[START OF PAGE EXTRACT]

Python has a wide array of tools which can be used to package your Python code for almost any platform, in almost any form, if you are sufficiently determined. The problem is that the end-to-end experience of shipping an application to end users who are not Python programmers² for any particular platform has a terrible user experience. What we need are more holistic solutions, not more building blocks.³

This makes me want to push back against this tendency whenever I see it, and to try to point towards more efficient ways to achieving a good user experience, with the relatively scarce community resources at our collective disposal⁴. Efficiency isn’t exclusively about ideal outcomes, though; it’s the optimization a cost/benefit ratio. In terms of benefits, it’s relatively low, as I hope I’ve shown above.

Building a tool that makes arbitrary Python code into a fully self-contained executable is also very high-cost, in terms of community effort, for a bunch of reasons. For starters, in any moderately-large collection of popular dependencies from PyPI, at least a few of them are going to want to find their own resources via __file__, and you need to hack in a way to find those, which is itself error prone. Python also expects dynamic linking in a lot of places, and messing around with C linkers to change that around is a complex process with its own huge pile of failure modes. You need to do this on pre-existing binaries built with options you can’t necessarily control, because making everyone rebuild all the binary wheels they find on PyPI is a huge step backwards in terms of exposing app developers to confusing infrastructure complexity.

[END OF PAGE EXTRACT]
[START OF STORED ROWS]

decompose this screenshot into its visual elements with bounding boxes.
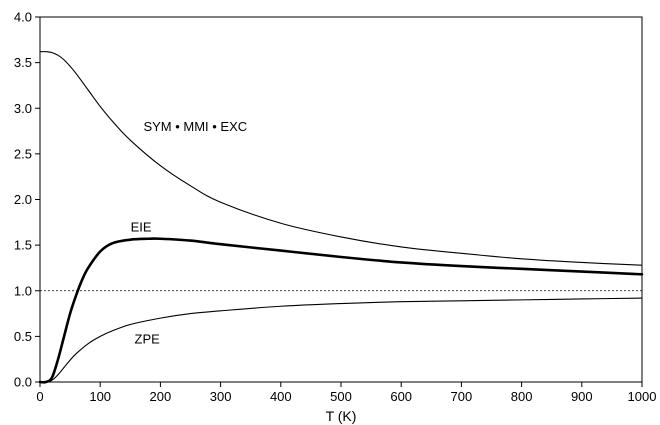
curve-label-1: EIE xyxy=(131,219,152,234)
y-tick-label-1: 0.5 xyxy=(14,329,32,344)
series-line-2 xyxy=(39,297,643,383)
x-tick-label-8: 800 xyxy=(511,389,533,404)
x-tick-label-10: 1000 xyxy=(628,389,657,404)
y-tick-label-4: 2.0 xyxy=(14,192,32,207)
curve-label-0: SYM • MMI • EXC xyxy=(143,119,247,134)
x-axis-title: T (K) xyxy=(326,408,357,424)
x-tick-label-4: 400 xyxy=(270,389,292,404)
y-ticks: 0.0 0.5 1.0 1.5 2.0 2.5 3.0 3.5 4.0 xyxy=(14,10,40,390)
y-tick-label-0: 0.0 xyxy=(14,375,32,390)
series-line-1 xyxy=(38,237,644,384)
y-tick-label-5: 2.5 xyxy=(14,146,32,161)
y-tick-label-8: 4.0 xyxy=(14,10,32,25)
x-tick-label-0: 0 xyxy=(36,389,43,404)
x-tick-label-3: 300 xyxy=(210,389,232,404)
curve-label-2: ZPE xyxy=(135,332,161,347)
y-tick-label-7: 3.5 xyxy=(14,55,32,70)
series-group xyxy=(38,51,644,384)
x-tick-label-6: 600 xyxy=(390,389,412,404)
plot-frame xyxy=(39,16,643,383)
curve-labels: SYM • MMI • EXC EIE ZPE xyxy=(131,119,248,347)
y-tick-label-2: 1.0 xyxy=(14,283,32,298)
x-ticks: 0 100 200 300 400 500 600 700 800 900 1000 xyxy=(36,382,656,404)
y-tick-label-6: 3.0 xyxy=(14,101,32,116)
x-tick-label-7: 700 xyxy=(451,389,473,404)
axes xyxy=(39,16,643,383)
x-tick-label-1: 100 xyxy=(89,389,111,404)
x-tick-label-5: 500 xyxy=(330,389,352,404)
x-tick-label-9: 900 xyxy=(571,389,593,404)
y-tick-label-3: 1.5 xyxy=(14,238,32,253)
x-tick-label-2: 200 xyxy=(150,389,172,404)
series-line-0 xyxy=(39,51,643,266)
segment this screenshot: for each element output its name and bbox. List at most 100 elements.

[END OF STORED ROWS]

WORK TO COMPLETE:
**a.** In the Python packaging text, what do some popular PyPI dependencies rely on to locate their own resources?
**b.** Condense the paragraph of the Python packaging text that begins "Building a tool that makes arbitrary Python code" into a short bulleted list that keeps its main facts.
**c.** Write the next paragraph of the Python packaging text, continuing its argument.

TASK-BY-TASK OUTPUTS:
**a.** They use __file__ to find their own resources.

**b.**
- Turning arbitrary Python code into a fully self-contained executable costs the community a great deal of effort.
- In any moderately large set of popular PyPI dependencies, a few will locate their own resources via __file__. Working around this requires a hack, and the hack itself is error-prone.
- Python expects dynamic linking in many places. Changing that with C linkers is complex and can fail in many ways.
- This work has to be done on existing binaries built with options the packager may not control.
- Requiring everyone to rebuild the binary wheels from PyPI would expose app developers to confusing infrastructure complexity, which would be a major step backward.

**c.**
Now, none of this is impossible. There are even existing tools to do some of the scarier low-level parts of these problems. But one of the reasons that all the existing tools for doing similar things have folk-wisdom reputations and even official documentation expecting constant pain is that part of the project here is conducting a full audit of every usage of __file__ on PyPI and replacing it with some resource-locating API which we haven’t even got a mature version of yet⁵.

Whereas copying all the files into the right spots in an archive file that can be directly deployed to an existing platform is tedious, but only moderately challenging. It usually doesn’t involve fundamentally changing how the code being packaged works, only where it is placed.

To the extent that we have a choice between “make it easy to produce a single-file binary without needing to understand the complexities of binaries” or “make it easy to produce a Homebrew formula / Flatpak build / etc without the user needing to understand Homebrew / Flatpak / etc”, we should always choose the latter.

If this is giving you déjà vu, I’ve gestured at this general concept more vaguely in a few places, including tweeting⁶ about it in 2019, saying vaguely similar stuff:

If you're making a packaging tool for Python, stop trying to make single-file executables. They are a pointless technical flourish. You need to build:
• .app bundles
• .deb/.rpm/flatpack packages
• container images
• .msi installers
• Homebrew formulæ
• a codesigning pipeline
— glyph ⎷⃣ (@glyph) August 5, 2019

Everything I’ve written here so far is debatable.

You can find that debate both in replies to that original tweet and in various other comments and posts elsewhere that I’ve grumbled about this. I still don’t agree with that criticism, but there are very clever people working on complex tools which are slowly gaining popularity and might be making the overall packaging situation better.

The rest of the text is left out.